■ Short exercise ■
Of the lines listed below, how many contain the string "this"? Answer with the number alone.

## Start

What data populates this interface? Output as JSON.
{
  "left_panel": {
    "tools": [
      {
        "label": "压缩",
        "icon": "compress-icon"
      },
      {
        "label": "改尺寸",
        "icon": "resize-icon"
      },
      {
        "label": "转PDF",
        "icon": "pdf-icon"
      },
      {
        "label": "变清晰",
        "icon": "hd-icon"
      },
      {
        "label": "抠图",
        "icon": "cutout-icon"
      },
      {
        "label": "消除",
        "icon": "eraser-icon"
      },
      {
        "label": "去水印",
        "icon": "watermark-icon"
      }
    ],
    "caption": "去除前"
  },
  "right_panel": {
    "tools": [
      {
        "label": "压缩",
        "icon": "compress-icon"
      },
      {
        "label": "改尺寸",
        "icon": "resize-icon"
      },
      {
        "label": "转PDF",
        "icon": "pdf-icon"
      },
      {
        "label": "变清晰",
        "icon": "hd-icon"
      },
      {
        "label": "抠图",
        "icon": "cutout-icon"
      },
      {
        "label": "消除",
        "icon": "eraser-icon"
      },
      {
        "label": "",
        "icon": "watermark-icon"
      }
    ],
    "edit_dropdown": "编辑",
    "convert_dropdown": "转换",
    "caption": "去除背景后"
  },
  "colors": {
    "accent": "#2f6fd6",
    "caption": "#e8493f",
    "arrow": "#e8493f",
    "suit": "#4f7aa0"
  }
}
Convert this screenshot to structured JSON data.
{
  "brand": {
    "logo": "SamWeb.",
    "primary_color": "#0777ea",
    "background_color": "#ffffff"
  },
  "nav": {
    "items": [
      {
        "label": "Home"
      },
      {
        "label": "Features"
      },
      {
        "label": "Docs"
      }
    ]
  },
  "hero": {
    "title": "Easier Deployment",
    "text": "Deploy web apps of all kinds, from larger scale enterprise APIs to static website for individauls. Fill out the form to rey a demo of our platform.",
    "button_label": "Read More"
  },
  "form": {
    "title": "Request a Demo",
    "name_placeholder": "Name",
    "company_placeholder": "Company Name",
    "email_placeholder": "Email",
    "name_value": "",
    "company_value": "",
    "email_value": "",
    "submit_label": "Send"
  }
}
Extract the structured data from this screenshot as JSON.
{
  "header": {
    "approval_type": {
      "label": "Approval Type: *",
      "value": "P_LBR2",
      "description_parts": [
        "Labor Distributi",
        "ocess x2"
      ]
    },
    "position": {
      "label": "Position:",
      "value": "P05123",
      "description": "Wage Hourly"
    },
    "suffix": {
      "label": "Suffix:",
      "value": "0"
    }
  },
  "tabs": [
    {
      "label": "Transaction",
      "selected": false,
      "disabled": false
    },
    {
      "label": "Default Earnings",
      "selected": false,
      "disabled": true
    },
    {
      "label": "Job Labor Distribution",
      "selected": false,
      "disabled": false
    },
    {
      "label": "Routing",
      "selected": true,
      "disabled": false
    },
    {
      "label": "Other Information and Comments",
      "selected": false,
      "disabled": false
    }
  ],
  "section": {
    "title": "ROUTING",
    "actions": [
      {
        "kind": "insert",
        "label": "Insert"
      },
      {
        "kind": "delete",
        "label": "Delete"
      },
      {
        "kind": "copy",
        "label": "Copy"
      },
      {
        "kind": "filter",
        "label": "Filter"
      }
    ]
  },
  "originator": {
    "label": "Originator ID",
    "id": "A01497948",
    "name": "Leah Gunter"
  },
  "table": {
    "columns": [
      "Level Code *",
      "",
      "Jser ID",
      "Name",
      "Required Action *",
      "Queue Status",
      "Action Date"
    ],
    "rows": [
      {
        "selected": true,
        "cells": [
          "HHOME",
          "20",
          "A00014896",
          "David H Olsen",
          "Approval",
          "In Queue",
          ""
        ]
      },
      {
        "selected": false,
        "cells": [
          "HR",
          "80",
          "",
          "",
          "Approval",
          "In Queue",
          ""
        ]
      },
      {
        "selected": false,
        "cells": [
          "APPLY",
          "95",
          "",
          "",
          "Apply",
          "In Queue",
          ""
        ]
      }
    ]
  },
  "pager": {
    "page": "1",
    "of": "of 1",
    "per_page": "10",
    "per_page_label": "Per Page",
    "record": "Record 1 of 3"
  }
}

## End

■ Complete answer ■
3